● What is expected: Go through the data below. List every line that holds the word "JSON".

● Provided material:

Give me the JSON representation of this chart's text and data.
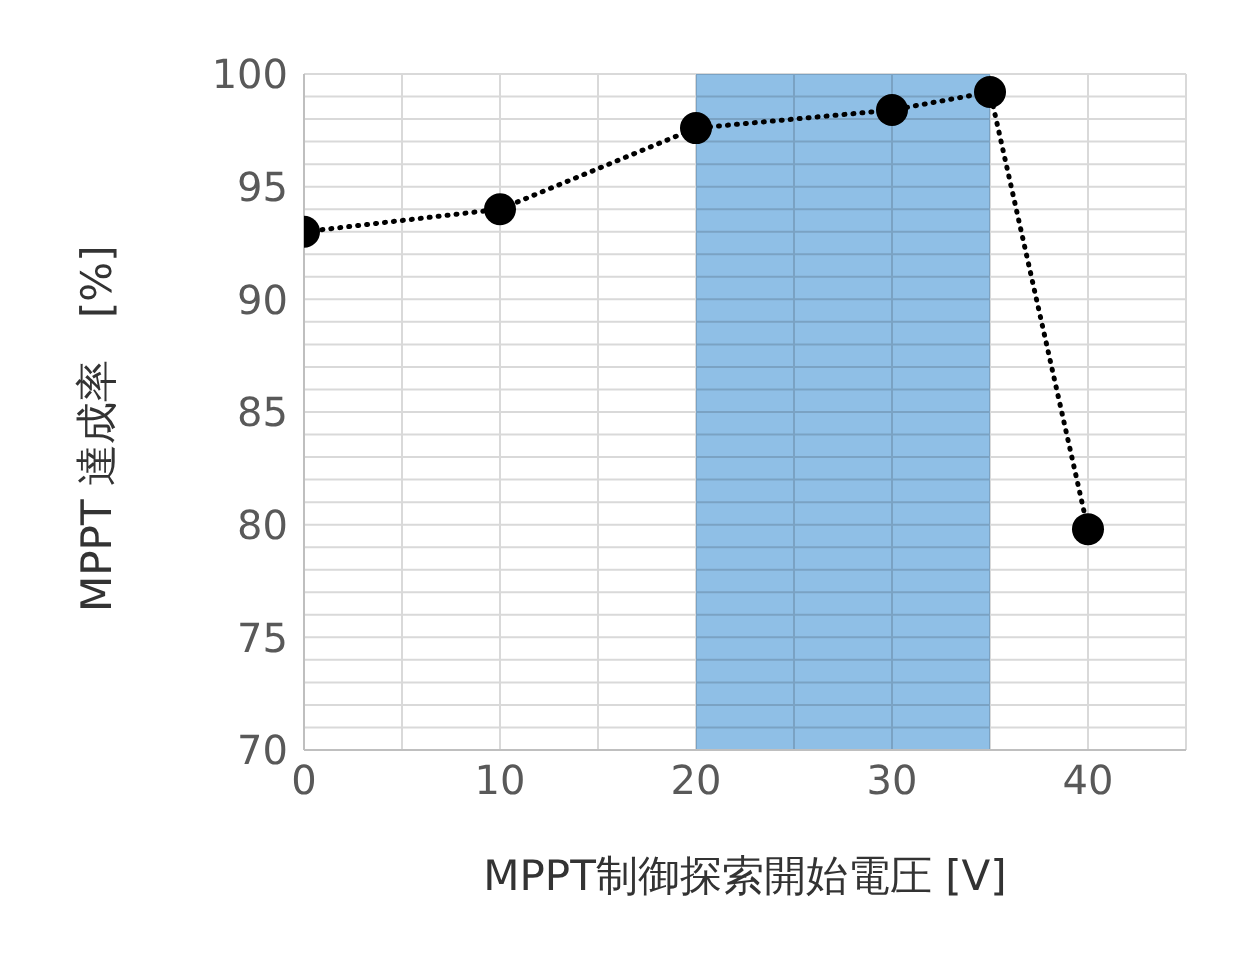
{
  "chart_data": {
    "type": "line",
    "xlabel": "MPPT制御探索開始電圧 [V]",
    "ylabel": "MPPT 達成率　[%]",
    "x": [
      0,
      10,
      20,
      30,
      35,
      40
    ],
    "series": [
      {
        "color": "#000000",
        "values": [
          93,
          94,
          97.6,
          98.4,
          99.2,
          79.8
        ]
      }
    ],
    "xlim": [
      0,
      45
    ],
    "xticks": [
      0,
      {
        "value": 5,
        "label": null
      },
      10,
      {
        "value": 15,
        "label": null
      },
      20,
      {
        "value": 25,
        "label": null
      },
      30,
      {
        "value": 35,
        "label": null
      },
      40,
      {
        "value": 45,
        "label": null
      }
    ],
    "ylim": [
      70,
      100
    ],
    "yticks": [
      70,
      {
        "value": 71,
        "label": null
      },
      {
        "value": 72,
        "label": null
      },
      {
        "value": 73,
        "label": null
      },
      {
        "value": 74,
        "label": null
      },
      75,
      {
        "value": 76,
        "label": null
      },
      {
        "value": 77,
        "label": null
      },
      {
        "value": 78,
        "label": null
      },
      {
        "value": 79,
        "label": null
      },
      80,
      {
        "value": 81,
        "label": null
      },
      {
        "value": 82,
        "label": null
      },
      {
        "value": 83,
        "label": null
      },
      {
        "value": 84,
        "label": null
      },
      85,
      {
        "value": 86,
        "label": null
      },
      {
        "value": 87,
        "label": null
      },
      {
        "value": 88,
        "label": null
      },
      {
        "value": 89,
        "label": null
      },
      90,
      {
        "value": 91,
        "label": null
      },
      {
        "value": 92,
        "label": null
      },
      {
        "value": 93,
        "label": null
      },
      {
        "value": 94,
        "label": null
      },
      95,
      {
        "value": 96,
        "label": null
      },
      {
        "value": 97,
        "label": null
      },
      {
        "value": 98,
        "label": null
      },
      {
        "value": 99,
        "label": null
      },
      100
    ],
    "bands": [
      {
        "axis": "x",
        "from": 20,
        "to": 35,
        "color": "#8fbfe6"
      }
    ],
    "grid": true,
    "marker": "circle",
    "line_style": "dotted"
  }
}
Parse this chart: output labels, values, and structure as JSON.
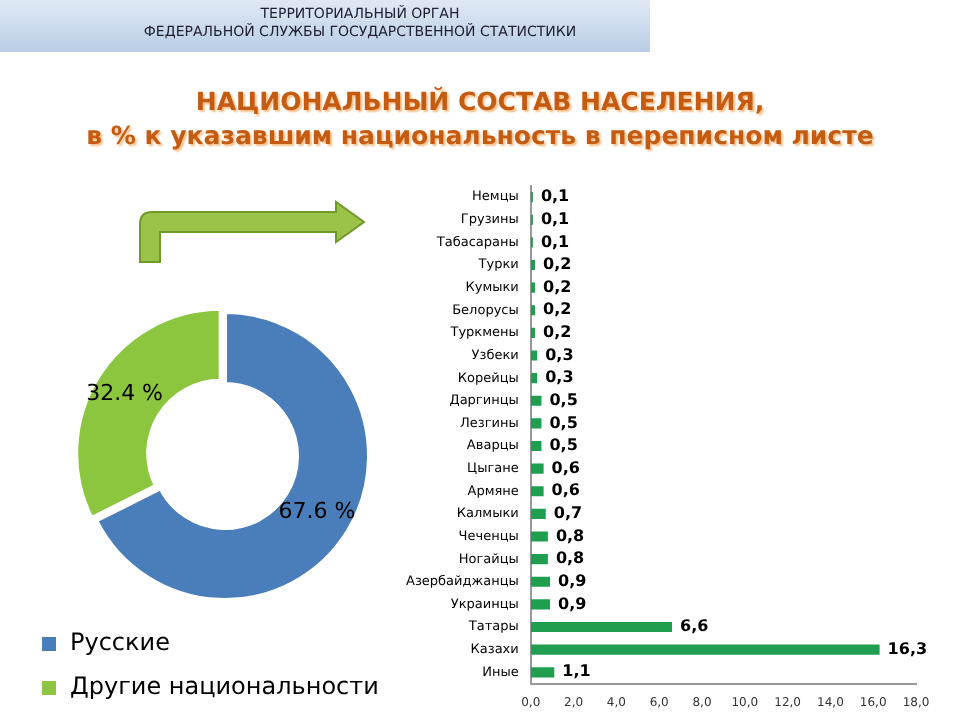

● Answer to this task:
Give me the JSON representation of this chart's text and data.
Parse this chart: output labels, values, and structure as JSON.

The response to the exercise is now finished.